To be done :: Reproduce the rows word for word, beginning with the first row and ending with the line that contains "cell-actions (1400, 509, 1893, 544)", including that line.

(Dataset items)
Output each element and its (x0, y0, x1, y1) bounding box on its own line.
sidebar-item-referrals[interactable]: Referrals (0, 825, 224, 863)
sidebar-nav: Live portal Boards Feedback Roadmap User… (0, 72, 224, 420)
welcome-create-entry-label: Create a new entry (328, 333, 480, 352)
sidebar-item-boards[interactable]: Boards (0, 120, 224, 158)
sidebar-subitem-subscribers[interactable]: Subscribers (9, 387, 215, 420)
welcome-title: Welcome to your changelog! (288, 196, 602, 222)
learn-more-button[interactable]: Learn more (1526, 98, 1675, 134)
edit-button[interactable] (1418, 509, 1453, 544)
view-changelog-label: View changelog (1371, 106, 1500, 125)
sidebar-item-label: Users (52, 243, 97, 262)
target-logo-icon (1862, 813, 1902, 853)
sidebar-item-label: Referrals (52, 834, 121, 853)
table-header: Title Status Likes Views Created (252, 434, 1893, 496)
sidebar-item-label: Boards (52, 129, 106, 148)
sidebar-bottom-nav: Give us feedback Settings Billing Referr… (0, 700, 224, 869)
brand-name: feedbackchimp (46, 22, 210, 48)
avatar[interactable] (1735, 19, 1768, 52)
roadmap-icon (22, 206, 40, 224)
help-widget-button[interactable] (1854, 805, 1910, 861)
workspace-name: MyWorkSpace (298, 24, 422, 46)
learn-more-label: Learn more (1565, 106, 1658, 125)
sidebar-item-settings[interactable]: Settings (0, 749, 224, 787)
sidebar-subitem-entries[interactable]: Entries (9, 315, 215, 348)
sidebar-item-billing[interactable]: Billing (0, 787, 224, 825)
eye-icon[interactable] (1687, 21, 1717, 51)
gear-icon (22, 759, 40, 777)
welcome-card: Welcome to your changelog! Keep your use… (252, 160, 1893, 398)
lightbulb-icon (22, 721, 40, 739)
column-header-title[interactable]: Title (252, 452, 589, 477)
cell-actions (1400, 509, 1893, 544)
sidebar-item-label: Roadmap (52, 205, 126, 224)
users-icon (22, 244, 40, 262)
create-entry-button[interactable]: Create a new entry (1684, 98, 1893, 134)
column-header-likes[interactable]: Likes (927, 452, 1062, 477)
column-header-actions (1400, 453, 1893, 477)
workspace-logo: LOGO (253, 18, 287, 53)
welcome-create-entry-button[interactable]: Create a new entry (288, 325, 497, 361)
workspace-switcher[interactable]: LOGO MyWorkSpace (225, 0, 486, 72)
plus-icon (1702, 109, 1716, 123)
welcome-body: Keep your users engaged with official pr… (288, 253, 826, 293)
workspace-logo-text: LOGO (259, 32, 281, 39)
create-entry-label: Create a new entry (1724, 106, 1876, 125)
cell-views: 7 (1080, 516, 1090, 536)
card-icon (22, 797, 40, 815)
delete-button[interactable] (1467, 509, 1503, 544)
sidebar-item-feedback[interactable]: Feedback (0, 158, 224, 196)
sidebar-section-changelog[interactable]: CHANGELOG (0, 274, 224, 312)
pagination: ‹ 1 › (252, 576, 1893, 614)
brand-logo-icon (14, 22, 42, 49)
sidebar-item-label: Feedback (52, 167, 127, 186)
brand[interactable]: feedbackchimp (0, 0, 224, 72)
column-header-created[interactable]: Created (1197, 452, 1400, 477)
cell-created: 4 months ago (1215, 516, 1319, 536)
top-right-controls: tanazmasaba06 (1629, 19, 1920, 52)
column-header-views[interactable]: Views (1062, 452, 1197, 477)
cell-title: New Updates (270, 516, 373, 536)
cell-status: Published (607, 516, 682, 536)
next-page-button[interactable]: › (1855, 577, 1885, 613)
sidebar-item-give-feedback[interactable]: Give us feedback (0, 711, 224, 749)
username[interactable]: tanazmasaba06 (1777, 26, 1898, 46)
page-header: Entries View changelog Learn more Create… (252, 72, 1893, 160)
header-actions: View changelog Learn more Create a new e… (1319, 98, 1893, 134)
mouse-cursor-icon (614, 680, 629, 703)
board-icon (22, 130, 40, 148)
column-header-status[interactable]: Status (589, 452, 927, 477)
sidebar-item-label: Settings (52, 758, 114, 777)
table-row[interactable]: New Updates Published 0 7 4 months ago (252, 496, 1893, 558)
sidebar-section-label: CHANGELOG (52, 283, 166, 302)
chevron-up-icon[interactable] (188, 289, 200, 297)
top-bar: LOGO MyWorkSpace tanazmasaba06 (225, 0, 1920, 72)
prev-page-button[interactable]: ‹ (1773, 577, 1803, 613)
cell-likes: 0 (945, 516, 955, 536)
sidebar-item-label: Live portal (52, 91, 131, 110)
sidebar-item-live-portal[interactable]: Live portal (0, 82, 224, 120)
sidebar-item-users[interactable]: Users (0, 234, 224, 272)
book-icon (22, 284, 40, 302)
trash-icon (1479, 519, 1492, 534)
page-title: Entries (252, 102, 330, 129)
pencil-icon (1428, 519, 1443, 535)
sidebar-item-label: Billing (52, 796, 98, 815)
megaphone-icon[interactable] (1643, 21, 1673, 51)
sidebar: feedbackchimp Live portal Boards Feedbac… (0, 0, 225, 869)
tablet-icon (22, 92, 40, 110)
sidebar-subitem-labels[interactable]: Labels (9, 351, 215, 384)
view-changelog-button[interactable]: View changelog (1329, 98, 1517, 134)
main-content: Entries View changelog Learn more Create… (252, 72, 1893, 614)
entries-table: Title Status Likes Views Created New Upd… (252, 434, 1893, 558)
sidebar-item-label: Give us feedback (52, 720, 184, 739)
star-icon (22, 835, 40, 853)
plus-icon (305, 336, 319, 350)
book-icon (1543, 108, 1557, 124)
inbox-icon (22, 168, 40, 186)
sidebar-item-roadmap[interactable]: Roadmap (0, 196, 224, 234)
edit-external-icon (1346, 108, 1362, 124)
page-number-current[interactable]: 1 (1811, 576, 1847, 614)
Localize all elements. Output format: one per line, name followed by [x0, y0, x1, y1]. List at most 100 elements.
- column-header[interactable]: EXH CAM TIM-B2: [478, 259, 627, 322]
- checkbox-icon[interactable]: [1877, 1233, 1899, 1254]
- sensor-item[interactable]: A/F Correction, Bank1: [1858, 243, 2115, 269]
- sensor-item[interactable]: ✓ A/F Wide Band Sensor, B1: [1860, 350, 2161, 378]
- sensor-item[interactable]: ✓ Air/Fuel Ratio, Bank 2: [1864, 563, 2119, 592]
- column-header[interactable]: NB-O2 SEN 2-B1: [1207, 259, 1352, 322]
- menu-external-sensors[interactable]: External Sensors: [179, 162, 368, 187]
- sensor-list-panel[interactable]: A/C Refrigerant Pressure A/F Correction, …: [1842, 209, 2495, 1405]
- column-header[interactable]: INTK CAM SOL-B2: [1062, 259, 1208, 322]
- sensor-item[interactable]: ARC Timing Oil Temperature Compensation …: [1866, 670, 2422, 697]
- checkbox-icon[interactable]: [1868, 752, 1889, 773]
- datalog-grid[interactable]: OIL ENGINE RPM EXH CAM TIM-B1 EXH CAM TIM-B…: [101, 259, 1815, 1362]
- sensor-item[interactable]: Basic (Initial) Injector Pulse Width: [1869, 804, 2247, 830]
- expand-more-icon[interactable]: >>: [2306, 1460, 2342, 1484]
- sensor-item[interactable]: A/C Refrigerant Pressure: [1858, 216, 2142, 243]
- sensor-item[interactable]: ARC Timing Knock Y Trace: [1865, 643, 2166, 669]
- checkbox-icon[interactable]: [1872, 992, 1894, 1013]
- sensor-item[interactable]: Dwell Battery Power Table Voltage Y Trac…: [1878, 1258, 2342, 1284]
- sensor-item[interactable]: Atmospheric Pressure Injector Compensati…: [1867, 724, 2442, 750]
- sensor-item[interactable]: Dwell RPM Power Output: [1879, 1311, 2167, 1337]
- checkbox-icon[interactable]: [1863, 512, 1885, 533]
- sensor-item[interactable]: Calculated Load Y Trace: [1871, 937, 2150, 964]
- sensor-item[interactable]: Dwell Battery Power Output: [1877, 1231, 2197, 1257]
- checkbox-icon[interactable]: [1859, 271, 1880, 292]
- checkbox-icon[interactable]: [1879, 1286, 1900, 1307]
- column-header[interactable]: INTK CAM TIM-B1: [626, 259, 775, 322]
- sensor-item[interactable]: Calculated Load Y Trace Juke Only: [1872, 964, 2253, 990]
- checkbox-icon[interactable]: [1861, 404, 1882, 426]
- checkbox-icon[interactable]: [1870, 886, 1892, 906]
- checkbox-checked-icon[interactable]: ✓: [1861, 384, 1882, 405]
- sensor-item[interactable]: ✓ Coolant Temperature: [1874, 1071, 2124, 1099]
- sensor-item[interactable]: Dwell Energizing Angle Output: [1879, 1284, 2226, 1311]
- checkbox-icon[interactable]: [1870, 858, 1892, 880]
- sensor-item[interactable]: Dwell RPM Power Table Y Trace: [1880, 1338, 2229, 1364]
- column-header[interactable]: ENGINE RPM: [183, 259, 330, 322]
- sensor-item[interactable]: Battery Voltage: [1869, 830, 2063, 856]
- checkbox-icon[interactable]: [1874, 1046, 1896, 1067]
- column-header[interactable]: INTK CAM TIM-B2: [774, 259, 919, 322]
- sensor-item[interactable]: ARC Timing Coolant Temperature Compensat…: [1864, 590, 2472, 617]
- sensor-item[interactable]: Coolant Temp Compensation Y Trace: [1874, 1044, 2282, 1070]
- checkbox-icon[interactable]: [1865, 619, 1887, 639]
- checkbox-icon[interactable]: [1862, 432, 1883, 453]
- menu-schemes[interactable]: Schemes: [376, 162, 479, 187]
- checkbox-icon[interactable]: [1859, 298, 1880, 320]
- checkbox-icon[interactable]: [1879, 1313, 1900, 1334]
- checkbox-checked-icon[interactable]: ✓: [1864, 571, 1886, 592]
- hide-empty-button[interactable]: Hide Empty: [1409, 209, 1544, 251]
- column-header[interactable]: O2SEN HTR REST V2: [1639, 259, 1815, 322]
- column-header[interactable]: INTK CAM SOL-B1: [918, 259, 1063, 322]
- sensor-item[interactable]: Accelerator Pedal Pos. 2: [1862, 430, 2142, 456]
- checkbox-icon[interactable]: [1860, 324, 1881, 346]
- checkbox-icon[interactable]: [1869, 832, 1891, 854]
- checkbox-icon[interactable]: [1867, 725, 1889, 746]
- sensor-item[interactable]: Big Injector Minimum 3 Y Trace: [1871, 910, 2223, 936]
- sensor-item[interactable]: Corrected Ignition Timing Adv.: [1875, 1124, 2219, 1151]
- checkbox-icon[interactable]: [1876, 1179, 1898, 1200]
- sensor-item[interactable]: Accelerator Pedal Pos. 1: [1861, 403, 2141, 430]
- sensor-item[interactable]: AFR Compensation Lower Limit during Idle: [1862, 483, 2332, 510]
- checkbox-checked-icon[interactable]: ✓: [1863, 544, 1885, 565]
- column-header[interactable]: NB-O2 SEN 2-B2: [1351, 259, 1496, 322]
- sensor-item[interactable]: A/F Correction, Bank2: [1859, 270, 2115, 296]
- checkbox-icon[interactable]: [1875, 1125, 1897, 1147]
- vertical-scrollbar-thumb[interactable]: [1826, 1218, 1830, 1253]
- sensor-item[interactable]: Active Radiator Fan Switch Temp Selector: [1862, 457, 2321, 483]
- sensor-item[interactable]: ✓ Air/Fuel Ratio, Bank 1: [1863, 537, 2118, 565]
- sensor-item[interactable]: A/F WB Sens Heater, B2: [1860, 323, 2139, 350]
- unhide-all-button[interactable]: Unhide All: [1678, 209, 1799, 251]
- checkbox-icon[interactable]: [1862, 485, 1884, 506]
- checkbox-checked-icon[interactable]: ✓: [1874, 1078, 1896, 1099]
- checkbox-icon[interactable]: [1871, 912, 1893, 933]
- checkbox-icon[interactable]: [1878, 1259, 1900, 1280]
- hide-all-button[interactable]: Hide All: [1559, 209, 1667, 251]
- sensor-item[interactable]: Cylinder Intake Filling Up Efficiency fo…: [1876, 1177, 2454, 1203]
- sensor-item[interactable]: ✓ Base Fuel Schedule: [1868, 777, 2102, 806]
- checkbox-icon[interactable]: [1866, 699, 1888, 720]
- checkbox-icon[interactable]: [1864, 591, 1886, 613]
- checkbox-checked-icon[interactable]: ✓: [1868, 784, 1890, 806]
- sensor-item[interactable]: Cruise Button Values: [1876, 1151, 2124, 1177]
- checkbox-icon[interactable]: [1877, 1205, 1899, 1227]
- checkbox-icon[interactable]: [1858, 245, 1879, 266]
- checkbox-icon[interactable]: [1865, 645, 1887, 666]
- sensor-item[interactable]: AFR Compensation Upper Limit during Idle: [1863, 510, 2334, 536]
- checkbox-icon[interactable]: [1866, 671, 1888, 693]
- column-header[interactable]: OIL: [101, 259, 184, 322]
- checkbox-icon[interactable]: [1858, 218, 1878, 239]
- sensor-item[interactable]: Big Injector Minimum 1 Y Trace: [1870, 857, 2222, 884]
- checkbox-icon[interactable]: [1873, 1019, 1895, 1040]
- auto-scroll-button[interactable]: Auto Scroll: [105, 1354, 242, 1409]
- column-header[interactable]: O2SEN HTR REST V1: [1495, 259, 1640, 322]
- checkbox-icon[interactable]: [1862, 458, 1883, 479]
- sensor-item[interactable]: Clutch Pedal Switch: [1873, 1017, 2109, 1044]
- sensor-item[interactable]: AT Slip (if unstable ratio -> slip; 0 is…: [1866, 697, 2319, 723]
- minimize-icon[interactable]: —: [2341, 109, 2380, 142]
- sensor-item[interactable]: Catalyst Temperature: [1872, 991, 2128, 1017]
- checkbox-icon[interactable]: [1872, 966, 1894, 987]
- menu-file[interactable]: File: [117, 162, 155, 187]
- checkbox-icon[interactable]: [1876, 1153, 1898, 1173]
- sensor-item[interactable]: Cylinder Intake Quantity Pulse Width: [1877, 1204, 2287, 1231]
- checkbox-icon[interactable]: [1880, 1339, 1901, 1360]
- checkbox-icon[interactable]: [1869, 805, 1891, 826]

Correct output ::
Output each element and its (x0, y0, x1, y1) bounding box on its own line.
sidebar-item-referrals[interactable]: Referrals (0, 825, 224, 863)
sidebar-nav: Live portal Boards Feedback Roadmap User… (0, 72, 224, 420)
welcome-create-entry-label: Create a new entry (328, 333, 480, 352)
sidebar-item-boards[interactable]: Boards (0, 120, 224, 158)
sidebar-subitem-subscribers[interactable]: Subscribers (9, 387, 215, 420)
welcome-title: Welcome to your changelog! (288, 196, 602, 222)
learn-more-button[interactable]: Learn more (1526, 98, 1675, 134)
edit-button[interactable] (1418, 509, 1453, 544)
view-changelog-label: View changelog (1371, 106, 1500, 125)
sidebar-item-label: Users (52, 243, 97, 262)
target-logo-icon (1862, 813, 1902, 853)
sidebar-item-label: Referrals (52, 834, 121, 853)
table-header: Title Status Likes Views Created (252, 434, 1893, 496)
sidebar-item-label: Boards (52, 129, 106, 148)
sidebar-bottom-nav: Give us feedback Settings Billing Referr… (0, 700, 224, 869)
brand-name: feedbackchimp (46, 22, 210, 48)
avatar[interactable] (1735, 19, 1768, 52)
roadmap-icon (22, 206, 40, 224)
help-widget-button[interactable] (1854, 805, 1910, 861)
workspace-name: MyWorkSpace (298, 24, 422, 46)
learn-more-label: Learn more (1565, 106, 1658, 125)
sidebar-item-settings[interactable]: Settings (0, 749, 224, 787)
sidebar-subitem-entries[interactable]: Entries (9, 315, 215, 348)
sidebar-item-billing[interactable]: Billing (0, 787, 224, 825)
eye-icon[interactable] (1687, 21, 1717, 51)
gear-icon (22, 759, 40, 777)
welcome-card: Welcome to your changelog! Keep your use… (252, 160, 1893, 398)
lightbulb-icon (22, 721, 40, 739)
column-header-title[interactable]: Title (252, 452, 589, 477)
cell-actions (1400, 509, 1893, 544)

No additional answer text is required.